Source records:
__________________________________________________
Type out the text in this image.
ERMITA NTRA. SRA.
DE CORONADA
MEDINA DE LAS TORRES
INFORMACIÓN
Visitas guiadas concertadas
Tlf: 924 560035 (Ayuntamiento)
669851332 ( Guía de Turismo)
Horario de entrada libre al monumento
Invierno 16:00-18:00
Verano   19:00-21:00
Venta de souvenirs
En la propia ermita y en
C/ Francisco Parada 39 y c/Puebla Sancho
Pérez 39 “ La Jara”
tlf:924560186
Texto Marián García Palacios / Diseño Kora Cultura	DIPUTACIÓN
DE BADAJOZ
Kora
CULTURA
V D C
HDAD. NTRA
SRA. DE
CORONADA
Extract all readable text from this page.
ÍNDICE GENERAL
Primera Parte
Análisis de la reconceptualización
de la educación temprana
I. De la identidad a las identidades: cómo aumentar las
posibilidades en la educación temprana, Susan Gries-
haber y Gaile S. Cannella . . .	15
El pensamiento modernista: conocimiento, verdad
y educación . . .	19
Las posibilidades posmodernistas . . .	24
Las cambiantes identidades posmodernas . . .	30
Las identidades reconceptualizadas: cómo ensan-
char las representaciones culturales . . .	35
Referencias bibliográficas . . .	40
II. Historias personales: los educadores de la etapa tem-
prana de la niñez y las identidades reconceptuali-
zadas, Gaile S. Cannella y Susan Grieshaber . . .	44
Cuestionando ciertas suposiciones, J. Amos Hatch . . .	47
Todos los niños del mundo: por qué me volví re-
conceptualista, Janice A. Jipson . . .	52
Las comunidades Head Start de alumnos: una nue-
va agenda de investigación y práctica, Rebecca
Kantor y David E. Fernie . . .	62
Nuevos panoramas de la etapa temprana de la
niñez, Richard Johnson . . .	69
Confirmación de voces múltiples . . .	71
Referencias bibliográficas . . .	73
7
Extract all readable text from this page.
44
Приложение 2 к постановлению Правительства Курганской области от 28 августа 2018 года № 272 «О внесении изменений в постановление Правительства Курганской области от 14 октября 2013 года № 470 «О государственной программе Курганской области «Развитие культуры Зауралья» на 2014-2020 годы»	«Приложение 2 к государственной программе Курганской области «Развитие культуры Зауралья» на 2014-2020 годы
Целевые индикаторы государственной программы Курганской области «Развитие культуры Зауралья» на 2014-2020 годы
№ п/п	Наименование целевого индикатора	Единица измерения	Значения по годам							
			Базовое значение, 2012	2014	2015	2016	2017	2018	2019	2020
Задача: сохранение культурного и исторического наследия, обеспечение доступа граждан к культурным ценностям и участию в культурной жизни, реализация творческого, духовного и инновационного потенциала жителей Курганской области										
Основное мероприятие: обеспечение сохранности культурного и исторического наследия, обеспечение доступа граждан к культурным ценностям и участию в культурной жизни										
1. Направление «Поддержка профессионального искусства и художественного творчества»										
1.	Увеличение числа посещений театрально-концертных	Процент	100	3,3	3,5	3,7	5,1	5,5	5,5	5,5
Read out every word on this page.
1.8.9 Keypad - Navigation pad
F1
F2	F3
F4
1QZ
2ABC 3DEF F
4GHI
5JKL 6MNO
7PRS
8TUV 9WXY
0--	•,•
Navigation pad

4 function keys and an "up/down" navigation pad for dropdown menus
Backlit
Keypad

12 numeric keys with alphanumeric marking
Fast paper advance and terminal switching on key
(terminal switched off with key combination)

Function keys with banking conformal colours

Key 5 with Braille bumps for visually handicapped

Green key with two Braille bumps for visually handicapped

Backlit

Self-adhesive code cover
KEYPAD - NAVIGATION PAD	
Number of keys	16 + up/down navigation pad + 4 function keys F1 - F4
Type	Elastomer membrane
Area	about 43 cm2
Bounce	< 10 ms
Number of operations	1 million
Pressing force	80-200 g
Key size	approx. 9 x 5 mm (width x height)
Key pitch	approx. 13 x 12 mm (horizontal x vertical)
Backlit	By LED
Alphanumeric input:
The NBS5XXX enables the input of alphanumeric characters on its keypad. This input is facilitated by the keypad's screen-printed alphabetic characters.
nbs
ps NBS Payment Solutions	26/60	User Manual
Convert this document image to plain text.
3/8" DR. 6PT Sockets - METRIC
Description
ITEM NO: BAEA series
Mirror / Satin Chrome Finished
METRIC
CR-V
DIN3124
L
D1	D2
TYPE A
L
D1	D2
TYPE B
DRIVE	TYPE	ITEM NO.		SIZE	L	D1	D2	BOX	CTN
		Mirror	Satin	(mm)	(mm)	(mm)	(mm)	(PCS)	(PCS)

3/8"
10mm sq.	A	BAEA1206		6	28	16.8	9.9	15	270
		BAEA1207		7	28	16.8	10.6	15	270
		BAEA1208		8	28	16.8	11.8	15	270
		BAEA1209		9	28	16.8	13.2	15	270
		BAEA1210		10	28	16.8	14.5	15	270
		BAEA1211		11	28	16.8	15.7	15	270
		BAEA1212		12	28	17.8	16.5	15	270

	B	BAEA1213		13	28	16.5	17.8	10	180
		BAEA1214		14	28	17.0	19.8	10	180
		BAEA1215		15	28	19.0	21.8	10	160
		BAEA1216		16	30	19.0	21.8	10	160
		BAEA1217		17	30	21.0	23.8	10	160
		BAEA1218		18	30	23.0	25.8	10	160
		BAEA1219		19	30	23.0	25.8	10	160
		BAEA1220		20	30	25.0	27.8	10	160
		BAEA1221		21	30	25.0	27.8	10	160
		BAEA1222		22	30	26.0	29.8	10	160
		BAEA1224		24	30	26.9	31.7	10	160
__________________________________________________
-- Exercise objective --
Copy each line above where the string "posibilidades" occurs.

-- Exercise response --
posibilidades en la educación temprana, Susan Gries-
Las posibilidades posmodernistas . . .	24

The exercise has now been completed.